Stated exercise => Below are entries to be transcribed exactly; exclude the pictures from the copy.

Supplied records =>
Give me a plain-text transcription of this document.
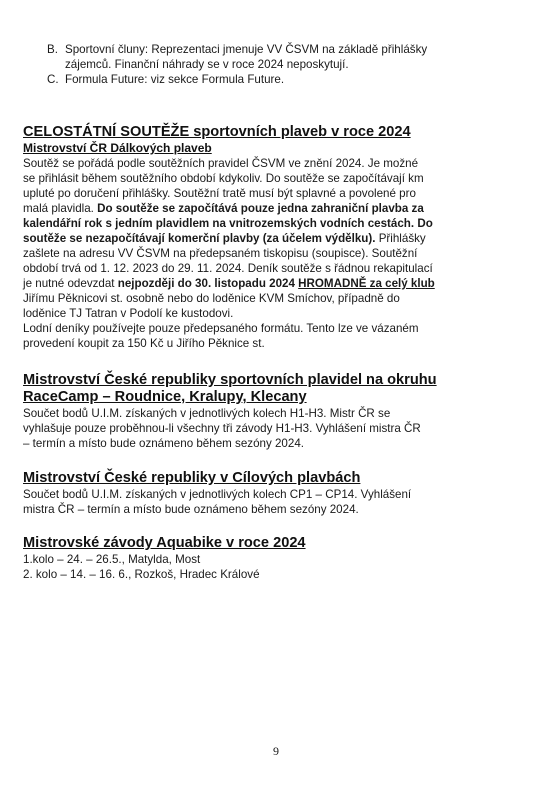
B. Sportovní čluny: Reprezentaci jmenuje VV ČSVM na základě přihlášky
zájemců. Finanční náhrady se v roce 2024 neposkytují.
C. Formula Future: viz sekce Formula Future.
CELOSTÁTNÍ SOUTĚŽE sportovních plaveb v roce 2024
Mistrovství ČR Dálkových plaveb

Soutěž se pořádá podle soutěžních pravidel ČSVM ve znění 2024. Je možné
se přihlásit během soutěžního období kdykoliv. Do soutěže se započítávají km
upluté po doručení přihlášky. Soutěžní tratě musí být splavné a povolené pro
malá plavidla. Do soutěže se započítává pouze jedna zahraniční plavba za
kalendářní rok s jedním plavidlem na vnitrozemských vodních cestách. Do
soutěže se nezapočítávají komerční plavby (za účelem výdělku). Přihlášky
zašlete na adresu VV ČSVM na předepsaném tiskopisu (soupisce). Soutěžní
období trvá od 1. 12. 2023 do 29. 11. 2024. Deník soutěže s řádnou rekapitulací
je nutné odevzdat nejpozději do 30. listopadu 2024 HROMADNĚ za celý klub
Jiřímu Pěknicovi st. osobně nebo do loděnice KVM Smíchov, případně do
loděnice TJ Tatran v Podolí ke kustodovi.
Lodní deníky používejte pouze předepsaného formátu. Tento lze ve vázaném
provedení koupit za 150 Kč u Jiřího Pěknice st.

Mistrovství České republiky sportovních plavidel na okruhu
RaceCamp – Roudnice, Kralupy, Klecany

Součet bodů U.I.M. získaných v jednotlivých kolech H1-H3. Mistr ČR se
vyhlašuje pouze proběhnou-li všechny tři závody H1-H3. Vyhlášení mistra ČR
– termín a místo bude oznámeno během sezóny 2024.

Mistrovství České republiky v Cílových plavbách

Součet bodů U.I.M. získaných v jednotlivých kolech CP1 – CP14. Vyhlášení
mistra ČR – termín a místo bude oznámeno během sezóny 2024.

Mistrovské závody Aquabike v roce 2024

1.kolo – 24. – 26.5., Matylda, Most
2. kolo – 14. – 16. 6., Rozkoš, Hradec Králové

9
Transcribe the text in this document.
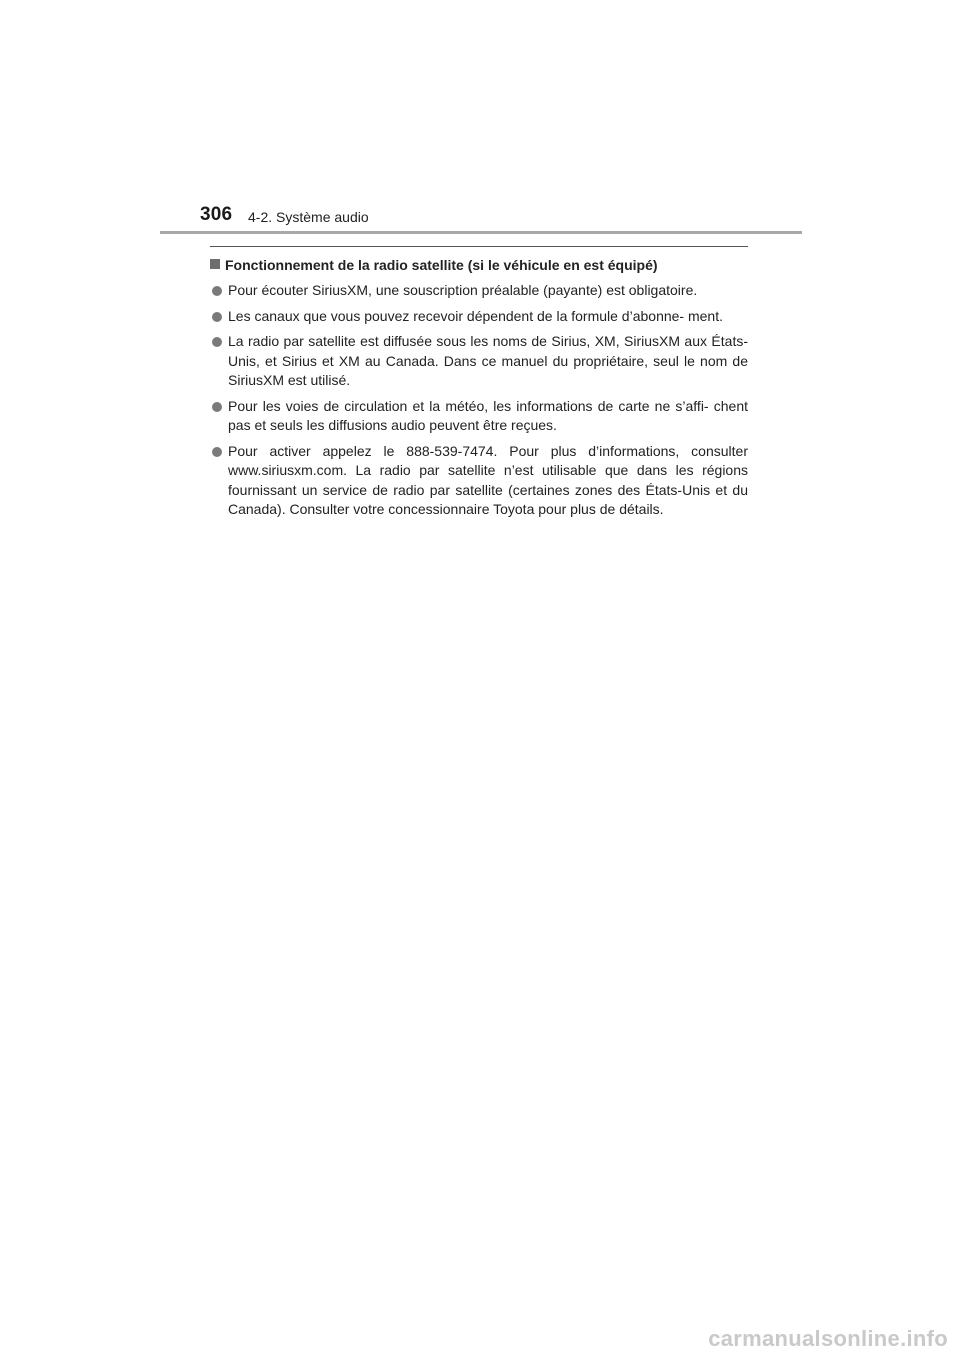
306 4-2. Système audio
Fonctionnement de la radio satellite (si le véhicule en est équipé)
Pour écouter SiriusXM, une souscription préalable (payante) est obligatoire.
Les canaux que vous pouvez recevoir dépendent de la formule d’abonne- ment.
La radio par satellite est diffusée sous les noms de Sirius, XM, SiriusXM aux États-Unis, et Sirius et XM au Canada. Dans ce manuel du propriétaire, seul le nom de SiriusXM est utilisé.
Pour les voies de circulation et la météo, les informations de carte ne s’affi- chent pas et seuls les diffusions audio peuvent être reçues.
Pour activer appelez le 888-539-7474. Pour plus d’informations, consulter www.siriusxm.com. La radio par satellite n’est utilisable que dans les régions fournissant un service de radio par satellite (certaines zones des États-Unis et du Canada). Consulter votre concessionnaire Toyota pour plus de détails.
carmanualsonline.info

Solution for this problem =>
Give me a plain-text transcription of this document.
B. Sportovní čluny: Reprezentaci jmenuje VV ČSVM na základě přihlášky
zájemců. Finanční náhrady se v roce 2024 neposkytují.
C. Formula Future: viz sekce Formula Future.
CELOSTÁTNÍ SOUTĚŽE sportovních plaveb v roce 2024
Mistrovství ČR Dálkových plaveb

Soutěž se pořádá podle soutěžních pravidel ČSVM ve znění 2024. Je možné
se přihlásit během soutěžního období kdykoliv. Do soutěže se započítávají km
upluté po doručení přihlášky. Soutěžní tratě musí být splavné a povolené pro
malá plavidla. Do soutěže se započítává pouze jedna zahraniční plavba za
kalendářní rok s jedním plavidlem na vnitrozemských vodních cestách. Do
soutěže se nezapočítávají komerční plavby (za účelem výdělku). Přihlášky
zašlete na adresu VV ČSVM na předepsaném tiskopisu (soupisce). Soutěžní
období trvá od 1. 12. 2023 do 29. 11. 2024. Deník soutěže s řádnou rekapitulací
je nutné odevzdat nejpozději do 30. listopadu 2024 HROMADNĚ za celý klub
Jiřímu Pěknicovi st. osobně nebo do loděnice KVM Smíchov, případně do
loděnice TJ Tatran v Podolí ke kustodovi.
Lodní deníky používejte pouze předepsaného formátu. Tento lze ve vázaném
provedení koupit za 150 Kč u Jiřího Pěknice st.

Mistrovství České republiky sportovních plavidel na okruhu
RaceCamp – Roudnice, Kralupy, Klecany

Součet bodů U.I.M. získaných v jednotlivých kolech H1-H3. Mistr ČR se
vyhlašuje pouze proběhnou-li všechny tři závody H1-H3. Vyhlášení mistra ČR
– termín a místo bude oznámeno během sezóny 2024.

Mistrovství České republiky v Cílových plavbách

Součet bodů U.I.M. získaných v jednotlivých kolech CP1 – CP14. Vyhlášení
mistra ČR – termín a místo bude oznámeno během sezóny 2024.

Mistrovské závody Aquabike v roce 2024

1.kolo – 24. – 26.5., Matylda, Most
2. kolo – 14. – 16. 6., Rozkoš, Hradec Králové

9
Transcribe the text in this document.
306 4-2. Système audio
Fonctionnement de la radio satellite (si le véhicule en est équipé)
Pour écouter SiriusXM, une souscription préalable (payante) est obligatoire.
Les canaux que vous pouvez recevoir dépendent de la formule d’abonne- ment.
La radio par satellite est diffusée sous les noms de Sirius, XM, SiriusXM aux États-Unis, et Sirius et XM au Canada. Dans ce manuel du propriétaire, seul le nom de SiriusXM est utilisé.
Pour les voies de circulation et la météo, les informations de carte ne s’affi- chent pas et seuls les diffusions audio peuvent être reçues.
Pour activer appelez le 888-539-7474. Pour plus d’informations, consulter www.siriusxm.com. La radio par satellite n’est utilisable que dans les régions fournissant un service de radio par satellite (certaines zones des États-Unis et du Canada). Consulter votre concessionnaire Toyota pour plus de détails.
carmanualsonline.info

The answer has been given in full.